= Problem statement =
In the items below, change every "annotation" to "peak label" and leave all other text as it is.
───── Information provided
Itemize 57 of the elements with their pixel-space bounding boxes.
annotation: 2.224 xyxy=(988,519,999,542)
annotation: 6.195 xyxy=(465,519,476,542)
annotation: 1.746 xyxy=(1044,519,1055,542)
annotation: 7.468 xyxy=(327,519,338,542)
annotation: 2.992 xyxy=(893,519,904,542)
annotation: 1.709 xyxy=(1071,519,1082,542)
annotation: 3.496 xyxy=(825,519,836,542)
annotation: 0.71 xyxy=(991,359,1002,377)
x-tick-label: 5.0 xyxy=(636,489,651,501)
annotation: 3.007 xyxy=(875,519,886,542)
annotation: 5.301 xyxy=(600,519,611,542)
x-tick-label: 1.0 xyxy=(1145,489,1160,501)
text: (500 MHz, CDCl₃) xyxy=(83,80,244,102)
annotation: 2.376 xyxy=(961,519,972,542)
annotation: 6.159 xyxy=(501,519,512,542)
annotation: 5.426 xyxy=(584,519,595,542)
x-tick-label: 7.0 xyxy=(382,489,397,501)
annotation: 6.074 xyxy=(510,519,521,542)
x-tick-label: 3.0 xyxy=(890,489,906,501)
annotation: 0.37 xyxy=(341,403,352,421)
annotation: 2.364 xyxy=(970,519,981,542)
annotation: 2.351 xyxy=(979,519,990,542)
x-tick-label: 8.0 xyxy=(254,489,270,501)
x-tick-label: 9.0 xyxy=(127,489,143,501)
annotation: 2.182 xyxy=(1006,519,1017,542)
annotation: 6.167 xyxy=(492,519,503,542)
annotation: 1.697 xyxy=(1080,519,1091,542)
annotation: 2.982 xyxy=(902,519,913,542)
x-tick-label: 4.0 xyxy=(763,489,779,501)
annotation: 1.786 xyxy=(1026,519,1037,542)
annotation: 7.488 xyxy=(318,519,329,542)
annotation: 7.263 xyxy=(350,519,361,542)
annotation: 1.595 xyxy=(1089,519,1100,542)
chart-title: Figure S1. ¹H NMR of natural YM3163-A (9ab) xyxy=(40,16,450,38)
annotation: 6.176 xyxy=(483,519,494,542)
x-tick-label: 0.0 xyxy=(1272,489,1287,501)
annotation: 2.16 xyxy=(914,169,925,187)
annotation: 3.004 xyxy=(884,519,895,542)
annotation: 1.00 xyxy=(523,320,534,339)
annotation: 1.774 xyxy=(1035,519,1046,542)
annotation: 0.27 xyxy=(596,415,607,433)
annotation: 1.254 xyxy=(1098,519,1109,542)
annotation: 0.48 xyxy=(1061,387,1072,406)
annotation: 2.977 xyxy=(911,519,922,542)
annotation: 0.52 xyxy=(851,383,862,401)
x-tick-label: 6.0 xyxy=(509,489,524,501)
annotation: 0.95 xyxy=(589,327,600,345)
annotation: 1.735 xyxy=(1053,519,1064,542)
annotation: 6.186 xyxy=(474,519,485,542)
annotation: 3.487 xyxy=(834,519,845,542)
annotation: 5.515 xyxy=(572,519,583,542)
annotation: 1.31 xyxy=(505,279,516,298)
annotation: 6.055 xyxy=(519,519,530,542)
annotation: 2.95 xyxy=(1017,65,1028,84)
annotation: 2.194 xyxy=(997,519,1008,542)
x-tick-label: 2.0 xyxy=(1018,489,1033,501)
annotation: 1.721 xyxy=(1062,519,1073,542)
──────────
= Exercise output =
Itemize 57 of the elements with their pixel-space bounding boxes.
peak label: 2.224 xyxy=(988,519,999,542)
peak label: 6.195 xyxy=(465,519,476,542)
peak label: 1.746 xyxy=(1044,519,1055,542)
peak label: 7.468 xyxy=(327,519,338,542)
peak label: 2.992 xyxy=(893,519,904,542)
peak label: 1.709 xyxy=(1071,519,1082,542)
peak label: 3.496 xyxy=(825,519,836,542)
peak label: 0.71 xyxy=(991,359,1002,377)
x-tick-label: 5.0 xyxy=(636,489,651,501)
peak label: 3.007 xyxy=(875,519,886,542)
peak label: 5.301 xyxy=(600,519,611,542)
x-tick-label: 1.0 xyxy=(1145,489,1160,501)
text: (500 MHz, CDCl₃) xyxy=(83,80,244,102)
peak label: 2.376 xyxy=(961,519,972,542)
peak label: 6.159 xyxy=(501,519,512,542)
peak label: 5.426 xyxy=(584,519,595,542)
x-tick-label: 7.0 xyxy=(382,489,397,501)
peak label: 6.074 xyxy=(510,519,521,542)
x-tick-label: 3.0 xyxy=(890,489,906,501)
peak label: 0.37 xyxy=(341,403,352,421)
peak label: 2.364 xyxy=(970,519,981,542)
peak label: 2.351 xyxy=(979,519,990,542)
x-tick-label: 8.0 xyxy=(254,489,270,501)
x-tick-label: 9.0 xyxy=(127,489,143,501)
peak label: 2.182 xyxy=(1006,519,1017,542)
peak label: 6.167 xyxy=(492,519,503,542)
peak label: 1.697 xyxy=(1080,519,1091,542)
peak label: 2.982 xyxy=(902,519,913,542)
x-tick-label: 4.0 xyxy=(763,489,779,501)
peak label: 1.786 xyxy=(1026,519,1037,542)
peak label: 7.488 xyxy=(318,519,329,542)
peak label: 7.263 xyxy=(350,519,361,542)
peak label: 1.595 xyxy=(1089,519,1100,542)
chart-title: Figure S1. ¹H NMR of natural YM3163-A (9ab) xyxy=(40,16,450,38)
peak label: 6.176 xyxy=(483,519,494,542)
x-tick-label: 0.0 xyxy=(1272,489,1287,501)
peak label: 2.16 xyxy=(914,169,925,187)
peak label: 3.004 xyxy=(884,519,895,542)
peak label: 1.00 xyxy=(523,320,534,339)
peak label: 1.774 xyxy=(1035,519,1046,542)
peak label: 0.27 xyxy=(596,415,607,433)
peak label: 1.254 xyxy=(1098,519,1109,542)
peak label: 0.48 xyxy=(1061,387,1072,406)
peak label: 2.977 xyxy=(911,519,922,542)
peak label: 0.52 xyxy=(851,383,862,401)
x-tick-label: 6.0 xyxy=(509,489,524,501)
peak label: 0.95 xyxy=(589,327,600,345)
peak label: 1.735 xyxy=(1053,519,1064,542)
peak label: 6.186 xyxy=(474,519,485,542)
peak label: 3.487 xyxy=(834,519,845,542)
peak label: 5.515 xyxy=(572,519,583,542)
peak label: 1.31 xyxy=(505,279,516,298)
peak label: 6.055 xyxy=(519,519,530,542)
peak label: 2.95 xyxy=(1017,65,1028,84)
peak label: 2.194 xyxy=(997,519,1008,542)
x-tick-label: 2.0 xyxy=(1018,489,1033,501)
peak label: 1.721 xyxy=(1062,519,1073,542)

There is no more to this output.